• _THE EXERCISE_
List the lines of this listing that hold the word "color".

--*--

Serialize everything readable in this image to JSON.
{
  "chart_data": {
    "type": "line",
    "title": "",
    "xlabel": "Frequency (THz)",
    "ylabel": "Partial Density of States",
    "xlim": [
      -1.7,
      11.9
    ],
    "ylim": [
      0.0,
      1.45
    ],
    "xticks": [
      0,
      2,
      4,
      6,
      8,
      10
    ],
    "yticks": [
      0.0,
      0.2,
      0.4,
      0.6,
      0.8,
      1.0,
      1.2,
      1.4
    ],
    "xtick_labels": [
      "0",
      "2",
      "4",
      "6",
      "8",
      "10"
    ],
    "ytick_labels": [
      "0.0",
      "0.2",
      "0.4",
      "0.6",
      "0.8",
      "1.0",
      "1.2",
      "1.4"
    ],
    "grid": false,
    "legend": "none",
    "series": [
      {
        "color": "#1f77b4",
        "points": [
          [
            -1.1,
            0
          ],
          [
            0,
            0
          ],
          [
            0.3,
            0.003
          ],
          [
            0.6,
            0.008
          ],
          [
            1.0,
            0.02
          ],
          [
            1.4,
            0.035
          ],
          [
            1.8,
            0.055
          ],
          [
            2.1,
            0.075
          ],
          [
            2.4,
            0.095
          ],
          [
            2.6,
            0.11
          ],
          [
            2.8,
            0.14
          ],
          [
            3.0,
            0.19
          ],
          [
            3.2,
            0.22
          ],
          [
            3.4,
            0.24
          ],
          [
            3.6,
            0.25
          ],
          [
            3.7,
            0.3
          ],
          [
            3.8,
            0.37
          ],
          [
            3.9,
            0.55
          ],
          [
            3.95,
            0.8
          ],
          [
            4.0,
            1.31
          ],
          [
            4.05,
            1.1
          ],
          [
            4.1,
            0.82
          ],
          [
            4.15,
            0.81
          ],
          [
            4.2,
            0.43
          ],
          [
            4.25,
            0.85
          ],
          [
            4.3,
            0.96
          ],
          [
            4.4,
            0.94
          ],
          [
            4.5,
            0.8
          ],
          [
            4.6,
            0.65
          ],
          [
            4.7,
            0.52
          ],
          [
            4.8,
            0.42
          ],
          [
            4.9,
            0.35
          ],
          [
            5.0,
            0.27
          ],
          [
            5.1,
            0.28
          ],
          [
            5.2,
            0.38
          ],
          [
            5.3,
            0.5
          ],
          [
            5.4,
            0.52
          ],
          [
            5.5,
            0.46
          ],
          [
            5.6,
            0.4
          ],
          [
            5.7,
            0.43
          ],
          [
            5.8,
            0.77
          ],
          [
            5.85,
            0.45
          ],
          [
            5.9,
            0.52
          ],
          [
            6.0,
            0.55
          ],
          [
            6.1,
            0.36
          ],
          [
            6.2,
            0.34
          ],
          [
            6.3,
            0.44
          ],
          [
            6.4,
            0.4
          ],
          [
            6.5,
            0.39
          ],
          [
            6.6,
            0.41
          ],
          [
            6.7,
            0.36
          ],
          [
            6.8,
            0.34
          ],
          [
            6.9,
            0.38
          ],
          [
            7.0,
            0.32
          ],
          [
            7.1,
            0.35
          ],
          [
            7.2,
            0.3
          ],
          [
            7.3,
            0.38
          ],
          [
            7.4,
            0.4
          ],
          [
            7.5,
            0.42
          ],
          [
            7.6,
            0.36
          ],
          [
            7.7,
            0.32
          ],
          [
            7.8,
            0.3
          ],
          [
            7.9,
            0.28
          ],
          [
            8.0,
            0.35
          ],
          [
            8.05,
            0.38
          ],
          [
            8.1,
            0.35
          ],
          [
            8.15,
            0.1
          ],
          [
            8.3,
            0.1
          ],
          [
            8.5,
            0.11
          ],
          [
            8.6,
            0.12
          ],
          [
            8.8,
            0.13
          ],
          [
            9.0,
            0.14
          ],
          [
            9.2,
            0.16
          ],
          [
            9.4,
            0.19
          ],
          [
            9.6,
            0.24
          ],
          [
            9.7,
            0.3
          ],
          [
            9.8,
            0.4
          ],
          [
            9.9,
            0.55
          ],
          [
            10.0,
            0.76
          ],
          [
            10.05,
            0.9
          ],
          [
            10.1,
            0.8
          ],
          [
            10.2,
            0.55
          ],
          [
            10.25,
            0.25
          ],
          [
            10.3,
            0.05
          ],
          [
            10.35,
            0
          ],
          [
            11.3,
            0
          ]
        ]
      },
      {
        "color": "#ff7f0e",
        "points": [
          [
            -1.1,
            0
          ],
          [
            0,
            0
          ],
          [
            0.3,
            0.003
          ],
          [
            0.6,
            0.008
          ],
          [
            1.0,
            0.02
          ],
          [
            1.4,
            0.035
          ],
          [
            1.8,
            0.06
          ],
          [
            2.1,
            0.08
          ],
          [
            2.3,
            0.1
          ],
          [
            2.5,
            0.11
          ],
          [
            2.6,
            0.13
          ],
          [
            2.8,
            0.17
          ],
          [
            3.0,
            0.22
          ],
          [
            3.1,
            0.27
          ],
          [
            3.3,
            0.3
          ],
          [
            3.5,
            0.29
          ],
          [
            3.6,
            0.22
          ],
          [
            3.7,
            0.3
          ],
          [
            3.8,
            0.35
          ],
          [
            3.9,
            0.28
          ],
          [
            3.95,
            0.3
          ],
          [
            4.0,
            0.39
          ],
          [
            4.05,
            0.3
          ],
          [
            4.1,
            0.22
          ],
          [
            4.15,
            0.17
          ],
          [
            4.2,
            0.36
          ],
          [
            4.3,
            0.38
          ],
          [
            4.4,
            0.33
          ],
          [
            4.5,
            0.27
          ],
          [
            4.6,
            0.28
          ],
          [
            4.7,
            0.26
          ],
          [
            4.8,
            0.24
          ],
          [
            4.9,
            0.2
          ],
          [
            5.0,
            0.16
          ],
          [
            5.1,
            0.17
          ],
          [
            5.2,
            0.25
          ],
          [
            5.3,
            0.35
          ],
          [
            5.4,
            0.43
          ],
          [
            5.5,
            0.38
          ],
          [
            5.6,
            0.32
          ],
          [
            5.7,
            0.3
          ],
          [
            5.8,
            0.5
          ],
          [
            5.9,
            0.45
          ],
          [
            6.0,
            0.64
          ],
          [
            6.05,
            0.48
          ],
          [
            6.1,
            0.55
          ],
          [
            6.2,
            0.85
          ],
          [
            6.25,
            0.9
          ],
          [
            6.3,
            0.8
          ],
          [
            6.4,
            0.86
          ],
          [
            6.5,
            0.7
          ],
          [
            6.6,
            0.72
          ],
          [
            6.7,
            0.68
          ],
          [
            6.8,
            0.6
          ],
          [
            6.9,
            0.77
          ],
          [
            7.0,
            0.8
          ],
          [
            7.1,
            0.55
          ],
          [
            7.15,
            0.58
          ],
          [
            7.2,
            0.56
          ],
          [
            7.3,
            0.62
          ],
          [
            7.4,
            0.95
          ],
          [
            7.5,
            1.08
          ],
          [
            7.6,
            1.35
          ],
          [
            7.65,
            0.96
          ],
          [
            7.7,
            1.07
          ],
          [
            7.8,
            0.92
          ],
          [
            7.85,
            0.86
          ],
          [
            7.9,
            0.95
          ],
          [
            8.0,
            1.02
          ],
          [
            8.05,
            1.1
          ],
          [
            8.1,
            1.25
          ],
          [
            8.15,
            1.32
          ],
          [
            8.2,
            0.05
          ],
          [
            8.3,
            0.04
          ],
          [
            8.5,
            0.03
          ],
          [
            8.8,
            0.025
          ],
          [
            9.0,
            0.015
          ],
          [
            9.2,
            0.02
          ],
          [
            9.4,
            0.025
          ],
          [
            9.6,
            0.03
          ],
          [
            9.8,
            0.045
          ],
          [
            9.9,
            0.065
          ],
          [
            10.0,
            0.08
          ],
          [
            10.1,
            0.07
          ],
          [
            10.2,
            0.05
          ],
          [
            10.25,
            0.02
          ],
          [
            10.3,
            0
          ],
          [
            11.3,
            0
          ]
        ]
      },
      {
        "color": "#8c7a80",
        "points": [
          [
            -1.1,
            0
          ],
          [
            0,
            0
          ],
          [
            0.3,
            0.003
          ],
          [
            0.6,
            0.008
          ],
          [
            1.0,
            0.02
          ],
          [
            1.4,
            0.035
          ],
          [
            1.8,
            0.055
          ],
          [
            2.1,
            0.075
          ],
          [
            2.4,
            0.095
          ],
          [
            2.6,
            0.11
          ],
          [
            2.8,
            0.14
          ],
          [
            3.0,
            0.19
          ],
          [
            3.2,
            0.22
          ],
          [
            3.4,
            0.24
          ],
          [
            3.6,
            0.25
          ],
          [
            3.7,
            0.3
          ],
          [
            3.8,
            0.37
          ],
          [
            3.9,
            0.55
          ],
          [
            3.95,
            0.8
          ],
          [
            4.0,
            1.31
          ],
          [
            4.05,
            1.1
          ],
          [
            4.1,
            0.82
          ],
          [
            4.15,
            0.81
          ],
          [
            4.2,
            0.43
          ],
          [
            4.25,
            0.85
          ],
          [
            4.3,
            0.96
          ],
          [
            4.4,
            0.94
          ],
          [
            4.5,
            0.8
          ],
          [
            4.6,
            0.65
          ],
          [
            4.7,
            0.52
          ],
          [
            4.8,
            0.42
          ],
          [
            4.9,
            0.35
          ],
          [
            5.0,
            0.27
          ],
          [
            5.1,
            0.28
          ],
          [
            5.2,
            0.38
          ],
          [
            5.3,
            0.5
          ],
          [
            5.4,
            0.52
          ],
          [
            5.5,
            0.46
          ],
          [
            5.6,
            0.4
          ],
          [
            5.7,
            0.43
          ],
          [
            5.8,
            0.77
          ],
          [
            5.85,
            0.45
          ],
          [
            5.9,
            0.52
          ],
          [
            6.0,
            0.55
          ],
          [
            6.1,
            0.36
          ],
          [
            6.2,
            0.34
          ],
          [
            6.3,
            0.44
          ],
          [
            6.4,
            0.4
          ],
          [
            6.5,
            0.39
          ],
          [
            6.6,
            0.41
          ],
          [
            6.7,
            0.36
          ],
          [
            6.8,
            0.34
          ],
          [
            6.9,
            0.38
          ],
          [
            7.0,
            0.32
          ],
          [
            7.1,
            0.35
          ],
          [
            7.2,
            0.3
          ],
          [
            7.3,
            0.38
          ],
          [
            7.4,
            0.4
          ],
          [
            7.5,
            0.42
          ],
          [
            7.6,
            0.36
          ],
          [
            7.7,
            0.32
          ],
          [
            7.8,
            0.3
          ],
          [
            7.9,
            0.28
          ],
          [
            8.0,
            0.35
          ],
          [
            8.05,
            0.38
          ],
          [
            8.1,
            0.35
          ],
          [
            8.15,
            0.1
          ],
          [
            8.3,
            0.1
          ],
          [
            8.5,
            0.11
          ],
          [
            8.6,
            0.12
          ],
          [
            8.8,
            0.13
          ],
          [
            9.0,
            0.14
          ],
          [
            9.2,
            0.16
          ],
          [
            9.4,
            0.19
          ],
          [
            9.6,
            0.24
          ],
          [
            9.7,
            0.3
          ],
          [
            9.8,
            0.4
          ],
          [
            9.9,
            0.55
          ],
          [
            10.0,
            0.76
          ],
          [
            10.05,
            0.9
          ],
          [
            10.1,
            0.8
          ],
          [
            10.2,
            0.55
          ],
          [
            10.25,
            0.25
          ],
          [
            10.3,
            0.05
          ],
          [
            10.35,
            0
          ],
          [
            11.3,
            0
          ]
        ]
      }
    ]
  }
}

--*--

• _SOLUTION TO THE PROBLEM_
        "color": "#1f77b4",
        "color": "#ff7f0e",
        "color": "#8c7a80",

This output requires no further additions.